*** THE RECORDS ***

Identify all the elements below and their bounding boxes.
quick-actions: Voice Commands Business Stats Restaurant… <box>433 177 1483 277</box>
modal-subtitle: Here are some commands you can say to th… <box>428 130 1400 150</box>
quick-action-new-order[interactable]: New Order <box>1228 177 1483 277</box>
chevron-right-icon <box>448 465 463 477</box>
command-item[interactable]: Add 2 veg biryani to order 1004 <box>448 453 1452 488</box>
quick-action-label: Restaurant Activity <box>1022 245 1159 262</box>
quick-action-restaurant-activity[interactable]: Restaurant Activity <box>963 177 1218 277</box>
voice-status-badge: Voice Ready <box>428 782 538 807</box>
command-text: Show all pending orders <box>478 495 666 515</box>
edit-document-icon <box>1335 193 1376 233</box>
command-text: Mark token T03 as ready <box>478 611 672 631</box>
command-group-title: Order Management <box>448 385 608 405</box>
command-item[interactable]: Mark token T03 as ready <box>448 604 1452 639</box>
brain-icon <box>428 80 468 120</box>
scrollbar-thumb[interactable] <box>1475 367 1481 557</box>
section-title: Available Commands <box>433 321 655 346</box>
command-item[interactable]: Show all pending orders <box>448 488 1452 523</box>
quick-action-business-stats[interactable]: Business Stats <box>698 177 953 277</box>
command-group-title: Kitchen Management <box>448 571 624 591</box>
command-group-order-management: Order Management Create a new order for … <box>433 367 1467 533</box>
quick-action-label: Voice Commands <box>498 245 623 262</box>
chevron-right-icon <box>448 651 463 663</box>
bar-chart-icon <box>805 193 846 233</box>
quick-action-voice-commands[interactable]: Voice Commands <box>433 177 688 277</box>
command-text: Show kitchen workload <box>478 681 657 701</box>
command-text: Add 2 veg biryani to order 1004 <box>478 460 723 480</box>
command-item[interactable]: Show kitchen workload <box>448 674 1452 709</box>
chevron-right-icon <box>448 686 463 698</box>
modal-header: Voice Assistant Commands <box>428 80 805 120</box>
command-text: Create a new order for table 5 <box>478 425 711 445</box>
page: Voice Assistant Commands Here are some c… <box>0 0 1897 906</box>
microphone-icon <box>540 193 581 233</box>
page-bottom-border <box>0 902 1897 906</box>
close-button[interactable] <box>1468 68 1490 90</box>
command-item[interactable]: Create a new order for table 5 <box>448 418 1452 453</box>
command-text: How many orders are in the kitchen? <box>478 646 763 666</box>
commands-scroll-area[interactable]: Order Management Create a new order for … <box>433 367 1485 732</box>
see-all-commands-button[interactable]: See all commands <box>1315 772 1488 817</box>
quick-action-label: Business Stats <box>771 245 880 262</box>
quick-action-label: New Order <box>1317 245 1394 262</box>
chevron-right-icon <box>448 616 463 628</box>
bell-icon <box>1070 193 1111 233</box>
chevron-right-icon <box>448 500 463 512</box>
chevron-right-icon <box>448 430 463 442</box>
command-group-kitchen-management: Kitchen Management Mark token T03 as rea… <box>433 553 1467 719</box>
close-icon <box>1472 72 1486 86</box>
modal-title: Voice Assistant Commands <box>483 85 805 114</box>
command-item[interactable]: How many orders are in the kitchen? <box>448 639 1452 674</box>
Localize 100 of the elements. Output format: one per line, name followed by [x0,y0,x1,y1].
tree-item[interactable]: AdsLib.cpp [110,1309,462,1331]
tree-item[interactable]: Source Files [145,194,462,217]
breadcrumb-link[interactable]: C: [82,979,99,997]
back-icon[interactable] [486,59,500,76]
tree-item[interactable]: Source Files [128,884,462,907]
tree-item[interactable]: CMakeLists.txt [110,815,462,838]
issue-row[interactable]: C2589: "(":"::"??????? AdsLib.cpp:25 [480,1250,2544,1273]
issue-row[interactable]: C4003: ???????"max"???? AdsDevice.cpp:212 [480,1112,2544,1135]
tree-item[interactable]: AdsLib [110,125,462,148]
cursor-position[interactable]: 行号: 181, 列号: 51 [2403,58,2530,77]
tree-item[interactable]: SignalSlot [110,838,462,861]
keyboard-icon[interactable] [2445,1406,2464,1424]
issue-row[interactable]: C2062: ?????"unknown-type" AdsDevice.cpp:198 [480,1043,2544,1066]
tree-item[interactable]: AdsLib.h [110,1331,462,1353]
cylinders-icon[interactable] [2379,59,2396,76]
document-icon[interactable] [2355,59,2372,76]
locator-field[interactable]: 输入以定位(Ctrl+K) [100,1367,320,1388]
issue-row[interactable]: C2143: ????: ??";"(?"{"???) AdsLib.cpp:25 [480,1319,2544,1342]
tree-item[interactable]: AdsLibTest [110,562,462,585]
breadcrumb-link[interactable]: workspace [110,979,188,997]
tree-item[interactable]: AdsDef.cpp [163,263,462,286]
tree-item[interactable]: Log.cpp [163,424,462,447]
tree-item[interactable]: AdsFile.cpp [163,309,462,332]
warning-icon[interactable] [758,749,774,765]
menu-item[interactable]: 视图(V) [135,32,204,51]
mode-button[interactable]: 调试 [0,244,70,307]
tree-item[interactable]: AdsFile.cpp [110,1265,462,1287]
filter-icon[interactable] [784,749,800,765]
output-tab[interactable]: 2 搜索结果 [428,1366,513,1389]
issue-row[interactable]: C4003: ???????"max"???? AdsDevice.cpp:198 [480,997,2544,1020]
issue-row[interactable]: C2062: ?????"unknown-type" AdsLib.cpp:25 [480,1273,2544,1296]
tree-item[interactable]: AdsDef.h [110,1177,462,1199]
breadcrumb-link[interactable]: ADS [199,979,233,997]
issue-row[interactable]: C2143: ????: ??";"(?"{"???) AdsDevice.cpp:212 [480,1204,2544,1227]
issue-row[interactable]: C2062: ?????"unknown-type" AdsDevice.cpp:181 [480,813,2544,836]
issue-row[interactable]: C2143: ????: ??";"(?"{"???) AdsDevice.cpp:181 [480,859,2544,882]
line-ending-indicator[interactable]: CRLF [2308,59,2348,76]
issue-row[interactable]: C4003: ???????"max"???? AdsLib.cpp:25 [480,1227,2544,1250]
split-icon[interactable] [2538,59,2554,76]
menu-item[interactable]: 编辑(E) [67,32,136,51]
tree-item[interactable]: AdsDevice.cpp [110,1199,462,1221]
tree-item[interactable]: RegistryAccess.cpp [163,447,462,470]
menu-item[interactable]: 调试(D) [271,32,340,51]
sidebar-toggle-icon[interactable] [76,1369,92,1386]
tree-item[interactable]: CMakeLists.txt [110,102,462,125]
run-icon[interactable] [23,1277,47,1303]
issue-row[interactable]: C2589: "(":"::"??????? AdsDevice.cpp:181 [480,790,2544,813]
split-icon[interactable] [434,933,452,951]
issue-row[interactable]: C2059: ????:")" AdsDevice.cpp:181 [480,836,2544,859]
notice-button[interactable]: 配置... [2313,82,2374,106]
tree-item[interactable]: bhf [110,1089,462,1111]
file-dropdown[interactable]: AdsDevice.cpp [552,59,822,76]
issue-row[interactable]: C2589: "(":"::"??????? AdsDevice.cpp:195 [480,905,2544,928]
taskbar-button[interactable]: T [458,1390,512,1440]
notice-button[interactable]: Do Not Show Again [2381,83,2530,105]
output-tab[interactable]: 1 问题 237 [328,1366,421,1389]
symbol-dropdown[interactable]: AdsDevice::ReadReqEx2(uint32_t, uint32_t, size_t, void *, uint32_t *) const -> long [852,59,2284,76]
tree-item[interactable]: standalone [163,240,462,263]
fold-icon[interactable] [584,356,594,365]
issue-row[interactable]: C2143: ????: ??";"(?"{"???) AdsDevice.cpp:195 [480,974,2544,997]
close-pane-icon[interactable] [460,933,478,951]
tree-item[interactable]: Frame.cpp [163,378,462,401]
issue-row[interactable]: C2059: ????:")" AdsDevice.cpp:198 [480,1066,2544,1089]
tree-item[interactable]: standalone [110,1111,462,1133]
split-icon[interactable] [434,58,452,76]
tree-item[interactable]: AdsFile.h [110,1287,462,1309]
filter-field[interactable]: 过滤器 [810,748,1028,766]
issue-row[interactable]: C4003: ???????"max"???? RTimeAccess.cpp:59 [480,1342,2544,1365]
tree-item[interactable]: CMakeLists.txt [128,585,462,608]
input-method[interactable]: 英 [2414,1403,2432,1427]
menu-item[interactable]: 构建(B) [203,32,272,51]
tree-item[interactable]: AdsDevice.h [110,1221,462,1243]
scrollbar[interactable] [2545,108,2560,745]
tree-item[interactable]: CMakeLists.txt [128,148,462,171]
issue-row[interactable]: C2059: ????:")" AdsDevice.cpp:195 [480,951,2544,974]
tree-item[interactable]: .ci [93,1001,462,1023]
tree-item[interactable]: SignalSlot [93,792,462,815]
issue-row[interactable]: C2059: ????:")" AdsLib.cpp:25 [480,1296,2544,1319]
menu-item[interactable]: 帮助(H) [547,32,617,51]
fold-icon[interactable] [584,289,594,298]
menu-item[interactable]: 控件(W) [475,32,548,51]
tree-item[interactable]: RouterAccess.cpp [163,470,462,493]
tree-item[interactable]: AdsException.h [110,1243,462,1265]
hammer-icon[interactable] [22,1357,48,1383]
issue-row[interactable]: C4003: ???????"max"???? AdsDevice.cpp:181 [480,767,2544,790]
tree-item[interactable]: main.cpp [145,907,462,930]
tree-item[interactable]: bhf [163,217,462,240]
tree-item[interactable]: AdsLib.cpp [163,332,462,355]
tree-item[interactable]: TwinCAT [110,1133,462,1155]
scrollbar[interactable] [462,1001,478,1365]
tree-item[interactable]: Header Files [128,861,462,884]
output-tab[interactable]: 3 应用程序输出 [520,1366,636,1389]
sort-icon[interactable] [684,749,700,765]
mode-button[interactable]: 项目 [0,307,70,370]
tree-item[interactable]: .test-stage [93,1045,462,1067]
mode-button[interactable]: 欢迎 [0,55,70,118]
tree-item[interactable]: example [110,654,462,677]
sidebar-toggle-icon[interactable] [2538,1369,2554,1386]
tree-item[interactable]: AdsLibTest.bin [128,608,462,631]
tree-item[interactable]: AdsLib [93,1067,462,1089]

***

__YOUR GOAL__.
Which lines of the listing run from its start through the line with "chevron-right-icon <box>448 465 463 477</box>"? Extract them and repeat them exactly.

__OUTPUT FOR THIS TASK__.
Identify all the elements below and their bounding boxes.
quick-actions: Voice Commands Business Stats Restaurant… <box>433 177 1483 277</box>
modal-subtitle: Here are some commands you can say to th… <box>428 130 1400 150</box>
quick-action-new-order[interactable]: New Order <box>1228 177 1483 277</box>
chevron-right-icon <box>448 465 463 477</box>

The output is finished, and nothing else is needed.